Given exercise >> Each line that includes "perturbative" counts once; give the total and nothing besides.

Record list >>
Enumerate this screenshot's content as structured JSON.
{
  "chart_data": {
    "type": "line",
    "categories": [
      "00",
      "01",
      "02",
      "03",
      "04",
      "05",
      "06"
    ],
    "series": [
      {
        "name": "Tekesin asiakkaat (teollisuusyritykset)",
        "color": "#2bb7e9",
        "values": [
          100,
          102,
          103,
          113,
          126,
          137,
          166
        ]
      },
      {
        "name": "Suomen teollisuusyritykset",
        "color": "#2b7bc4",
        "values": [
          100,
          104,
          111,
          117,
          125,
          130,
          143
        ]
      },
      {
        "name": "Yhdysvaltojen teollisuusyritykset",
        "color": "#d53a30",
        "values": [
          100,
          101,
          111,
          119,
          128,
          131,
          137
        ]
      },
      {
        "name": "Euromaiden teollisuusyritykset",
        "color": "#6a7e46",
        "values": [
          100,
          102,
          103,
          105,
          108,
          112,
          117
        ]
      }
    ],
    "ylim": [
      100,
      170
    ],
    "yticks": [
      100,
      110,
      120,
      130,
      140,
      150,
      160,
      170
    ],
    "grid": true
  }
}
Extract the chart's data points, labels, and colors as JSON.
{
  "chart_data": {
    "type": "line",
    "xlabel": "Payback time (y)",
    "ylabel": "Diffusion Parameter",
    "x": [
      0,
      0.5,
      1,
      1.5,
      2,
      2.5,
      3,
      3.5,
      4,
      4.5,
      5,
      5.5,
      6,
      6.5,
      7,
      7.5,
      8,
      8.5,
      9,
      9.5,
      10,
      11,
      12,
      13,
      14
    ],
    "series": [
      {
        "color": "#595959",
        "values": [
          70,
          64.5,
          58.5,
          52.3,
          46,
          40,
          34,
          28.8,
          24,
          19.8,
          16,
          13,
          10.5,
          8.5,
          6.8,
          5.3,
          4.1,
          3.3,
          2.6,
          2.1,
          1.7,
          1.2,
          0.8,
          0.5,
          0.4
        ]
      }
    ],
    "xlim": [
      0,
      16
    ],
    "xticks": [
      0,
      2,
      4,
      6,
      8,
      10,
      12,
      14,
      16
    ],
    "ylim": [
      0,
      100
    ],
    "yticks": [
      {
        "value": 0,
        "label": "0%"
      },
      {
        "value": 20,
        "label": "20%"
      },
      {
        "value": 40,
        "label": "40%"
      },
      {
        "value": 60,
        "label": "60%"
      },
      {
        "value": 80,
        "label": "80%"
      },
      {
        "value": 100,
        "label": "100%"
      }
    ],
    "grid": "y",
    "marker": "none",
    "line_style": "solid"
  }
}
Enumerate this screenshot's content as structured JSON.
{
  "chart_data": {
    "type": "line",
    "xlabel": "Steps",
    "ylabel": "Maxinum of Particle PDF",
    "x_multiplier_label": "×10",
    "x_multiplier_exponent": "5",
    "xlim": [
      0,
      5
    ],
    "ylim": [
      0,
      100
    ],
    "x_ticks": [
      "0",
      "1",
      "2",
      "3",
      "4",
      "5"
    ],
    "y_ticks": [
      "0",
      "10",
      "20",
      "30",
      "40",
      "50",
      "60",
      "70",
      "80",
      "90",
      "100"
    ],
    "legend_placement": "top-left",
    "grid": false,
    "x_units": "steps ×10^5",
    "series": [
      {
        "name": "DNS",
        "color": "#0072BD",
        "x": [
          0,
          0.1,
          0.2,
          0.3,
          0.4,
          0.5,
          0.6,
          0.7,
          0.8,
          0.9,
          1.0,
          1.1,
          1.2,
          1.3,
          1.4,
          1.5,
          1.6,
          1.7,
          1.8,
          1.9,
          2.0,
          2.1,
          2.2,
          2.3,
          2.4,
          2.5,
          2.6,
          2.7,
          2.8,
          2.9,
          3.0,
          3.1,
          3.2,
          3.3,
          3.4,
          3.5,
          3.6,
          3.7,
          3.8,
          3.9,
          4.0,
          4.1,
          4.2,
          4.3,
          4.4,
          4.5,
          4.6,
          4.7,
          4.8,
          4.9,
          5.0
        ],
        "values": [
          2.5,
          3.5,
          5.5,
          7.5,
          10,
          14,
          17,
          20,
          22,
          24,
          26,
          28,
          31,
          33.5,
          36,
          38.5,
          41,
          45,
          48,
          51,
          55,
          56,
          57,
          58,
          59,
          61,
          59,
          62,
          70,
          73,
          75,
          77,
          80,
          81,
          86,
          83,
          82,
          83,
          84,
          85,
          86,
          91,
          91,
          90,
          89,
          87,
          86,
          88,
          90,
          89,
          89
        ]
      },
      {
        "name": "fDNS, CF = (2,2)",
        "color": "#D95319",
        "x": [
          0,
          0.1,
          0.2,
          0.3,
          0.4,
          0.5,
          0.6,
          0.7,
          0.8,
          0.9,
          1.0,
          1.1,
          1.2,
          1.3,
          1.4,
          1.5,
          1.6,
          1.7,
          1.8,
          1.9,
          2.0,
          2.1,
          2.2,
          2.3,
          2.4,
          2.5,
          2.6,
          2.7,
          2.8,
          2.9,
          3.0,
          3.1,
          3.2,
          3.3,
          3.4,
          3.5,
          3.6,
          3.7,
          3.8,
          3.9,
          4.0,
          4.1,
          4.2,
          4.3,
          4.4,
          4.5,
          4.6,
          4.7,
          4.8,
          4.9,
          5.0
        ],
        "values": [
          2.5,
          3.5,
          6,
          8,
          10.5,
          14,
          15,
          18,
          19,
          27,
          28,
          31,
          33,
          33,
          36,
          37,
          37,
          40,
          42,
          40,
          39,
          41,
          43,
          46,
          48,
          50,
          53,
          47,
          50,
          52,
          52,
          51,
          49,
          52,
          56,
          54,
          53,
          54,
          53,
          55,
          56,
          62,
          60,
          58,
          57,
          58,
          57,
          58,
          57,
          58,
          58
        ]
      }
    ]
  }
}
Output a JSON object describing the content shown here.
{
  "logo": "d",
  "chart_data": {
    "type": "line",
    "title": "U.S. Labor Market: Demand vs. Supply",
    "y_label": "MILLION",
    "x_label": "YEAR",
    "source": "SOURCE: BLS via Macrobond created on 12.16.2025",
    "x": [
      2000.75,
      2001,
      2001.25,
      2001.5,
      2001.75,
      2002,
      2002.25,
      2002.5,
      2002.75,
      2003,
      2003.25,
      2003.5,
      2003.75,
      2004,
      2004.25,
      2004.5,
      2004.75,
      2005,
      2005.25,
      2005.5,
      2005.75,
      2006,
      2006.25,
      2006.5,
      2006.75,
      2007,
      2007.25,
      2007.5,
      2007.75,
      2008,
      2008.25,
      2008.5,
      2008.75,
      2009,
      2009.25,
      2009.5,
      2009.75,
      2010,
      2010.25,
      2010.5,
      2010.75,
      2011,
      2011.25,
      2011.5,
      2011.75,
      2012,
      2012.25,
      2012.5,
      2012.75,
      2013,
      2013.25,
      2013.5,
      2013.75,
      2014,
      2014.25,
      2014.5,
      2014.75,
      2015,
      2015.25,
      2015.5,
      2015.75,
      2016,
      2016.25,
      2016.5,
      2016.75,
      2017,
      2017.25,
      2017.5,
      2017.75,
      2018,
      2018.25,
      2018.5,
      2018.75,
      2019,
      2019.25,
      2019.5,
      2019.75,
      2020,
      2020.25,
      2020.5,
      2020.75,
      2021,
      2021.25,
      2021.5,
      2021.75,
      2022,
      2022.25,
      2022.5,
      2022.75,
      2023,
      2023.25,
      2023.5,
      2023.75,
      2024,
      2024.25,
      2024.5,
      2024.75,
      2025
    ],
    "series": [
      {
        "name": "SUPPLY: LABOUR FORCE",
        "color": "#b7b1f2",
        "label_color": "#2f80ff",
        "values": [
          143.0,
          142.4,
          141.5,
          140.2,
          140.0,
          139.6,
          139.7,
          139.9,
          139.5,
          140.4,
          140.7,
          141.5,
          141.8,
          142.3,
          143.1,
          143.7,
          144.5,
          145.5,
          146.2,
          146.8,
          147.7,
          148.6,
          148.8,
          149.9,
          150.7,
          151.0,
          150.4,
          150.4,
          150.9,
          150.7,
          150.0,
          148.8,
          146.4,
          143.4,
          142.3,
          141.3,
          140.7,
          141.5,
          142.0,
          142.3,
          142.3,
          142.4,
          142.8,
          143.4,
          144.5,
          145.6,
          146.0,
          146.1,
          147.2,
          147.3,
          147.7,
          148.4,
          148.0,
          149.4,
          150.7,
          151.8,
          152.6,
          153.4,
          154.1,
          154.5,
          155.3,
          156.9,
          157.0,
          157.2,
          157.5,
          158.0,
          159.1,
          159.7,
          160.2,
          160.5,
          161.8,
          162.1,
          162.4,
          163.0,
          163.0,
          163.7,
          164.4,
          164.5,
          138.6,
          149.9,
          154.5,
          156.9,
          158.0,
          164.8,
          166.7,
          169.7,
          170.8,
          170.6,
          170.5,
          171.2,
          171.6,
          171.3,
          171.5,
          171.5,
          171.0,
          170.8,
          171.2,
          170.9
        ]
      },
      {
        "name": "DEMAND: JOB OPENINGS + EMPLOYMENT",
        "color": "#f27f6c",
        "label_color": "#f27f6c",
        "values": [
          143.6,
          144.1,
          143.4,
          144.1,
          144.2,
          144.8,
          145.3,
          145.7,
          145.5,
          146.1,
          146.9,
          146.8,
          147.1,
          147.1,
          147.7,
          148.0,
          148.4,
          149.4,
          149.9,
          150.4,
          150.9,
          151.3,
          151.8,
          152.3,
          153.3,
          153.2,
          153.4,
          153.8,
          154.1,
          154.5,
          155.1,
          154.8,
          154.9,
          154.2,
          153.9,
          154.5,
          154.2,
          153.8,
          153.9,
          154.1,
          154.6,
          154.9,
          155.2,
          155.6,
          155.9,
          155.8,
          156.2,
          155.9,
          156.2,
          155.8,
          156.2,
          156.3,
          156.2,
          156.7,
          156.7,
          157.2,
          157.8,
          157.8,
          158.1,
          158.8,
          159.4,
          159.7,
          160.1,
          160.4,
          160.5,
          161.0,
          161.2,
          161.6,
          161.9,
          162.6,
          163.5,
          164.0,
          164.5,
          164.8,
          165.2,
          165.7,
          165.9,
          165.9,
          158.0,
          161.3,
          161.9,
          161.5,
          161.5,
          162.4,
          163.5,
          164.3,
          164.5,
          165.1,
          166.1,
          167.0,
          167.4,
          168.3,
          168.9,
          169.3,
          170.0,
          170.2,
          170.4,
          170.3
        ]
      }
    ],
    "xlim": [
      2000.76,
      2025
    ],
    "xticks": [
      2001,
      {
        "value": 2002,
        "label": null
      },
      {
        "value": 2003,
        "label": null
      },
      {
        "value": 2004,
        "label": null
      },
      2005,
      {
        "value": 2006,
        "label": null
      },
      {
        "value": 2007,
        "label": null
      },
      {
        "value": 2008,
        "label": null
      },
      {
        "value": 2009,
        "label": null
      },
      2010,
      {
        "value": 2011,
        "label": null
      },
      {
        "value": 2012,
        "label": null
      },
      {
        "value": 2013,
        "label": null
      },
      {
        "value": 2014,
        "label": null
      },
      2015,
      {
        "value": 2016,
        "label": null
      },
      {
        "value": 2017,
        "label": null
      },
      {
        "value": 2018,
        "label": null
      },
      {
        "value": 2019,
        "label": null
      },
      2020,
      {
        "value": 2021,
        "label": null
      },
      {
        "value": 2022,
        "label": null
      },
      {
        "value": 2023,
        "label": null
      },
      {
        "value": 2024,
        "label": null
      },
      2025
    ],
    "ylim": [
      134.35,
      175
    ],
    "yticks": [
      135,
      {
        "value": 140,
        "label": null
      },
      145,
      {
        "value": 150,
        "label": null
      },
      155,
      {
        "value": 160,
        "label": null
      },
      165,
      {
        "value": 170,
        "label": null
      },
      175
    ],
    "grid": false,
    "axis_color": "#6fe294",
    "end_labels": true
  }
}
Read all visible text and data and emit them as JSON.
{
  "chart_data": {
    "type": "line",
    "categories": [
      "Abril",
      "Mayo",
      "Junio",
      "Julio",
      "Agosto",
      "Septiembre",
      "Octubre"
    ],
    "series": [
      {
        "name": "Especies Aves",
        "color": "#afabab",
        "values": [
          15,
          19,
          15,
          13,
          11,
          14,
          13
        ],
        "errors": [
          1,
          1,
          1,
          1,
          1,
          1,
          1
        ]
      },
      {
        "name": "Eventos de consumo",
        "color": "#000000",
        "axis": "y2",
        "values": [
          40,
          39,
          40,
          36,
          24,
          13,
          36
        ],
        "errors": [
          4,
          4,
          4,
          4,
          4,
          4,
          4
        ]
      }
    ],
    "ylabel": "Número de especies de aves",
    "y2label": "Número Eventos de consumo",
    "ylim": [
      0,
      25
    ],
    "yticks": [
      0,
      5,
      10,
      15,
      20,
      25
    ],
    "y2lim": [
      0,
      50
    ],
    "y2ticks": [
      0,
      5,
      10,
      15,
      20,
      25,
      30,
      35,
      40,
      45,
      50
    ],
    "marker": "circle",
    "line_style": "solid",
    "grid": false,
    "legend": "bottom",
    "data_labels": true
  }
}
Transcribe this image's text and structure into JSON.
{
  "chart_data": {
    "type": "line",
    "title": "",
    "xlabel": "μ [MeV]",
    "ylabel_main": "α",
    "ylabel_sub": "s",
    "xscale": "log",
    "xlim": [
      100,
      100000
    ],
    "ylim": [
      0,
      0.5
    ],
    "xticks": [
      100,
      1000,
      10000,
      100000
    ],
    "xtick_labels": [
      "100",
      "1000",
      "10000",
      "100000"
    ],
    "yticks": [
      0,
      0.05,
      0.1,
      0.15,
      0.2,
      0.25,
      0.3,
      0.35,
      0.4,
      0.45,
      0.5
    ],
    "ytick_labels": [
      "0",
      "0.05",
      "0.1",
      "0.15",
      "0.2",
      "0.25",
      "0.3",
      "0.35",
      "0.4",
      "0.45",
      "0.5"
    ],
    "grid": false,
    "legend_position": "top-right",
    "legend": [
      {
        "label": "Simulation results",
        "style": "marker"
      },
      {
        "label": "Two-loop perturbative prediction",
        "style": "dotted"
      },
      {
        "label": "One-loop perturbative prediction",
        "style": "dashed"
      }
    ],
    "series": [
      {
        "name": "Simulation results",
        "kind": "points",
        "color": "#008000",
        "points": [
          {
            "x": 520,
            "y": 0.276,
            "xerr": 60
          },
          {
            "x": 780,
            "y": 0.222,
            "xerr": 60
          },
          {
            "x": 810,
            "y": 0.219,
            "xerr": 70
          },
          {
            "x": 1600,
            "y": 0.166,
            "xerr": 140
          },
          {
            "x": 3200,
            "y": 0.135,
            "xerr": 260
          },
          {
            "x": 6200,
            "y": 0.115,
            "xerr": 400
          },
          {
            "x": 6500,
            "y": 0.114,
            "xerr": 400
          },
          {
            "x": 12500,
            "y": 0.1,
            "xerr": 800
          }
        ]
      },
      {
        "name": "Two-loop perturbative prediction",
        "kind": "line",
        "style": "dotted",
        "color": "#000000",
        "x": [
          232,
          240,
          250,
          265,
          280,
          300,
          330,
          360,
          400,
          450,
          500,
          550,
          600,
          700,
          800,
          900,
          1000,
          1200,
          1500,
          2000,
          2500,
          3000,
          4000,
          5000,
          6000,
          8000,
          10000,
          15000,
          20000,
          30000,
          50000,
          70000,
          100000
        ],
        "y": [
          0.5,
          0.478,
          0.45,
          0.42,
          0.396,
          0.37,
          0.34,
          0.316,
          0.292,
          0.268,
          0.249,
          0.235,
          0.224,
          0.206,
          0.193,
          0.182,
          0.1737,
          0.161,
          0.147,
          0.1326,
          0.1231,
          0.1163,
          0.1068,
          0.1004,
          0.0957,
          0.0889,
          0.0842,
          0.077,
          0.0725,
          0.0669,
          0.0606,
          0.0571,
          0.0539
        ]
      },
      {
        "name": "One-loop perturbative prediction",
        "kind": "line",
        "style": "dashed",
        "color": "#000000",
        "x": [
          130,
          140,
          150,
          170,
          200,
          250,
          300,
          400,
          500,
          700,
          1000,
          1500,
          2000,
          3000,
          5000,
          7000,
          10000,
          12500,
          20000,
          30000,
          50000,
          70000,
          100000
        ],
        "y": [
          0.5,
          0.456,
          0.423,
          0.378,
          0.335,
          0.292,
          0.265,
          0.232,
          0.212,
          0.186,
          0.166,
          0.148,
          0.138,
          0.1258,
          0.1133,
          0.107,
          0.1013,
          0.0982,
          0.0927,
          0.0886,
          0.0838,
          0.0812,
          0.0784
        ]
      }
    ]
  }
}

Response to the task >> 4